--- GOAL ---
Reproduce the entire listing word for word.

[EXTRACTED DATA start]

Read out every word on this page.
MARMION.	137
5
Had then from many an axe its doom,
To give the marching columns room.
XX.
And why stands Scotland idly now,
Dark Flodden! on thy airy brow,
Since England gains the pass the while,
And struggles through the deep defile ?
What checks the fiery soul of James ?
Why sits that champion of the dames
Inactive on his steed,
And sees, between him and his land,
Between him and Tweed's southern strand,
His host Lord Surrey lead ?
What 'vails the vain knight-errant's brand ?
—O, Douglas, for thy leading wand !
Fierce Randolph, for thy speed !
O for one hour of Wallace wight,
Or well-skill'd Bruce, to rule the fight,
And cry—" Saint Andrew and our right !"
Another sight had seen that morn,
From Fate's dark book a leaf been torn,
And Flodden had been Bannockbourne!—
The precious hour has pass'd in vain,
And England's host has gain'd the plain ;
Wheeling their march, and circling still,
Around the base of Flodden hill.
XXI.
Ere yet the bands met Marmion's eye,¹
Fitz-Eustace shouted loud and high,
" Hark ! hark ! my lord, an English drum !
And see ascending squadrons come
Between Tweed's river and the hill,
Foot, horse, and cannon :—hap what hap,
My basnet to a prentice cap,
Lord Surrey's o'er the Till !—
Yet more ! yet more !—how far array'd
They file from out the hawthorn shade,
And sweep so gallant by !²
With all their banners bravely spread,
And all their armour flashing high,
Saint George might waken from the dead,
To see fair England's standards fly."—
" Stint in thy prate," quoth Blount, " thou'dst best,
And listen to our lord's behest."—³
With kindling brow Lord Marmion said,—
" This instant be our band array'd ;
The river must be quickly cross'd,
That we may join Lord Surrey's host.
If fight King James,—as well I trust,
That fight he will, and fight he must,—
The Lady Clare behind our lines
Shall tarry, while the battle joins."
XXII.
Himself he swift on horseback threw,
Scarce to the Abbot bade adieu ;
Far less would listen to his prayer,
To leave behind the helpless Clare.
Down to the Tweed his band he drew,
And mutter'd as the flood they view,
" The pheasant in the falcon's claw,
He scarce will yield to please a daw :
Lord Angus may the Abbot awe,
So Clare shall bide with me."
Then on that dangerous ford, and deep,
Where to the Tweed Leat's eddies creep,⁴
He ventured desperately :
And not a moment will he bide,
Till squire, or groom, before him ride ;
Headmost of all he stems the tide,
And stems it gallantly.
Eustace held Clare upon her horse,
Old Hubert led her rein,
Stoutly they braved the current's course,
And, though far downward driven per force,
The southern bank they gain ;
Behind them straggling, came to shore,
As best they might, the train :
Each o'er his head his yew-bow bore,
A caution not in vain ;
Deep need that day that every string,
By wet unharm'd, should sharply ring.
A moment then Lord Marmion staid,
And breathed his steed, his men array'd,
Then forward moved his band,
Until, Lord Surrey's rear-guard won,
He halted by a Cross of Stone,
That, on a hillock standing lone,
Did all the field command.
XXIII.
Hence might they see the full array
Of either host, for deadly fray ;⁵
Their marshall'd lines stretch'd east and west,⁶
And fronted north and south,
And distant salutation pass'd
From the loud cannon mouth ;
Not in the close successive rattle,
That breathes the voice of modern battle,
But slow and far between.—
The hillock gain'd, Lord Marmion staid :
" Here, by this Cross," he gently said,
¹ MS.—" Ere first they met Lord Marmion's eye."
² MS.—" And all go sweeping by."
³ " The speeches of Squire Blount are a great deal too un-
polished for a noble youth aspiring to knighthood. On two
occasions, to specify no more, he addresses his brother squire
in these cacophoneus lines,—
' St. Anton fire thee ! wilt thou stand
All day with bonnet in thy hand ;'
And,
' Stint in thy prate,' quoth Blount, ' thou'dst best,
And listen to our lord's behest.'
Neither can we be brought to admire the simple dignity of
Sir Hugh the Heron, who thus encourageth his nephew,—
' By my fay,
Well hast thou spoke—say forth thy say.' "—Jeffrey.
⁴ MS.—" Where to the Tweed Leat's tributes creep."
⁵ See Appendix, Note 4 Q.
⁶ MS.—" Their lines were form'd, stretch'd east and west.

[EXTRACTED DATA end]

--- SOLUTION FOR THIS EXERCISE ---
Read out every word on this page.
MARMION.	137
5
Had then from many an axe its doom,
To give the marching columns room.
XX.
And why stands Scotland idly now,
Dark Flodden! on thy airy brow,
Since England gains the pass the while,
And struggles through the deep defile ?
What checks the fiery soul of James ?
Why sits that champion of the dames
Inactive on his steed,
And sees, between him and his land,
Between him and Tweed's southern strand,
His host Lord Surrey lead ?
What 'vails the vain knight-errant's brand ?
—O, Douglas, for thy leading wand !
Fierce Randolph, for thy speed !
O for one hour of Wallace wight,
Or well-skill'd Bruce, to rule the fight,
And cry—" Saint Andrew and our right !"
Another sight had seen that morn,
From Fate's dark book a leaf been torn,
And Flodden had been Bannockbourne!—
The precious hour has pass'd in vain,
And England's host has gain'd the plain ;
Wheeling their march, and circling still,
Around the base of Flodden hill.
XXI.
Ere yet the bands met Marmion's eye,¹
Fitz-Eustace shouted loud and high,
" Hark ! hark ! my lord, an English drum !
And see ascending squadrons come
Between Tweed's river and the hill,
Foot, horse, and cannon :—hap what hap,
My basnet to a prentice cap,
Lord Surrey's o'er the Till !—
Yet more ! yet more !—how far array'd
They file from out the hawthorn shade,
And sweep so gallant by !²
With all their banners bravely spread,
And all their armour flashing high,
Saint George might waken from the dead,
To see fair England's standards fly."—
" Stint in thy prate," quoth Blount, " thou'dst best,
And listen to our lord's behest."—³
With kindling brow Lord Marmion said,—
" This instant be our band array'd ;
The river must be quickly cross'd,
That we may join Lord Surrey's host.
If fight King James,—as well I trust,
That fight he will, and fight he must,—
The Lady Clare behind our lines
Shall tarry, while the battle joins."
XXII.
Himself he swift on horseback threw,
Scarce to the Abbot bade adieu ;
Far less would listen to his prayer,
To leave behind the helpless Clare.
Down to the Tweed his band he drew,
And mutter'd as the flood they view,
" The pheasant in the falcon's claw,
He scarce will yield to please a daw :
Lord Angus may the Abbot awe,
So Clare shall bide with me."
Then on that dangerous ford, and deep,
Where to the Tweed Leat's eddies creep,⁴
He ventured desperately :
And not a moment will he bide,
Till squire, or groom, before him ride ;
Headmost of all he stems the tide,
And stems it gallantly.
Eustace held Clare upon her horse,
Old Hubert led her rein,
Stoutly they braved the current's course,
And, though far downward driven per force,
The southern bank they gain ;
Behind them straggling, came to shore,
As best they might, the train :
Each o'er his head his yew-bow bore,
A caution not in vain ;
Deep need that day that every string,
By wet unharm'd, should sharply ring.
A moment then Lord Marmion staid,
And breathed his steed, his men array'd,
Then forward moved his band,
Until, Lord Surrey's rear-guard won,
He halted by a Cross of Stone,
That, on a hillock standing lone,
Did all the field command.
XXIII.
Hence might they see the full array
Of either host, for deadly fray ;⁵
Their marshall'd lines stretch'd east and west,⁶
And fronted north and south,
And distant salutation pass'd
From the loud cannon mouth ;
Not in the close successive rattle,
That breathes the voice of modern battle,
But slow and far between.—
The hillock gain'd, Lord Marmion staid :
" Here, by this Cross," he gently said,
¹ MS.—" Ere first they met Lord Marmion's eye."
² MS.—" And all go sweeping by."
³ " The speeches of Squire Blount are a great deal too un-
polished for a noble youth aspiring to knighthood. On two
occasions, to specify no more, he addresses his brother squire
in these cacophoneus lines,—
' St. Anton fire thee ! wilt thou stand
All day with bonnet in thy hand ;'
And,
' Stint in thy prate,' quoth Blount, ' thou'dst best,
And listen to our lord's behest.'
Neither can we be brought to admire the simple dignity of
Sir Hugh the Heron, who thus encourageth his nephew,—
' By my fay,
Well hast thou spoke—say forth thy say.' "—Jeffrey.
⁴ MS.—" Where to the Tweed Leat's tributes creep."
⁵ See Appendix, Note 4 Q.
⁶ MS.—" Their lines were form'd, stretch'd east and west.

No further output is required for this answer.